#### DATASET CONTENT

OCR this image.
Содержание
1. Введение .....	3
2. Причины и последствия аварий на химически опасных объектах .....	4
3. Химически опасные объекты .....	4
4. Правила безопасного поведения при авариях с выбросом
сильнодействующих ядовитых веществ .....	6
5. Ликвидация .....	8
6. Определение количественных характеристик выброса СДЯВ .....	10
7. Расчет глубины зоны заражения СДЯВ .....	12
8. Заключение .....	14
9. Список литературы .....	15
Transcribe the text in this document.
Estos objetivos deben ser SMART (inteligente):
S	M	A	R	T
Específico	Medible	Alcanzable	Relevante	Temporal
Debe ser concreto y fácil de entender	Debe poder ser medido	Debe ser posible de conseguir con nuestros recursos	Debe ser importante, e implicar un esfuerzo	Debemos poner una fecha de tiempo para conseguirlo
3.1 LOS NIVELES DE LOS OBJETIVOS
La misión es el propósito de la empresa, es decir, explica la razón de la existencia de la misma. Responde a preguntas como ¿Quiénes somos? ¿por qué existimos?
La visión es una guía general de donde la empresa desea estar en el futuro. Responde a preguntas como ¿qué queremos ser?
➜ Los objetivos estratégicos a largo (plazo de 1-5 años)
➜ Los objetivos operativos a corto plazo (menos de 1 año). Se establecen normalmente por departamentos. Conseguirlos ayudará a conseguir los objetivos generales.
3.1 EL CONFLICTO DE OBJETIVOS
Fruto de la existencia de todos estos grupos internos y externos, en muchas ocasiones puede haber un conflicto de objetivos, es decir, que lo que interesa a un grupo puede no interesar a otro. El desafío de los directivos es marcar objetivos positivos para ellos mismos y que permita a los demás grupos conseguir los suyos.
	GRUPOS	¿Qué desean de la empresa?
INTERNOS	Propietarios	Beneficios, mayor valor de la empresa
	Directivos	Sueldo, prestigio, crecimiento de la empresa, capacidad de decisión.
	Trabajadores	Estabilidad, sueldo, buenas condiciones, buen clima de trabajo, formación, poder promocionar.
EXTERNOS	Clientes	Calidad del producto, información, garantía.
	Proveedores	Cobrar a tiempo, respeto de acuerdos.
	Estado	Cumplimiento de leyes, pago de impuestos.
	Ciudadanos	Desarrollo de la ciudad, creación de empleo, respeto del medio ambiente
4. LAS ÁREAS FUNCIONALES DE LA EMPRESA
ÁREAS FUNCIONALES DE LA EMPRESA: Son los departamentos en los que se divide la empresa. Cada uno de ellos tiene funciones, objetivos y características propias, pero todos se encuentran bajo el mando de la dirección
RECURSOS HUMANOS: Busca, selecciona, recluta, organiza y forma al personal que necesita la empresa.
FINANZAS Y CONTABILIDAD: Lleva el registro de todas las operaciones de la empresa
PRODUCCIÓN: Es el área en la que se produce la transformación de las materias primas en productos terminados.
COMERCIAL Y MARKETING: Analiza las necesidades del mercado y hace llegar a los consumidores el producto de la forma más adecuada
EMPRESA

########

## STATED PROBLEM
Pick out the lines that include the word "para" and write them out.

## RESULT BELOW
Debe ser concreto y fácil de entender	Debe poder ser medido	Debe ser posible de conseguir con nuestros recursos	Debe ser importante, e implicar un esfuerzo	Debemos poner una fecha de tiempo para conseguirlo
Fruto de la existencia de todos estos grupos internos y externos, en muchas ocasiones puede haber un conflicto de objetivos, es decir, que lo que interesa a un grupo puede no interesar a otro. El desafío de los directivos es marcar objetivos positivos para ellos mismos y que permita a los demás grupos conseguir los suyos.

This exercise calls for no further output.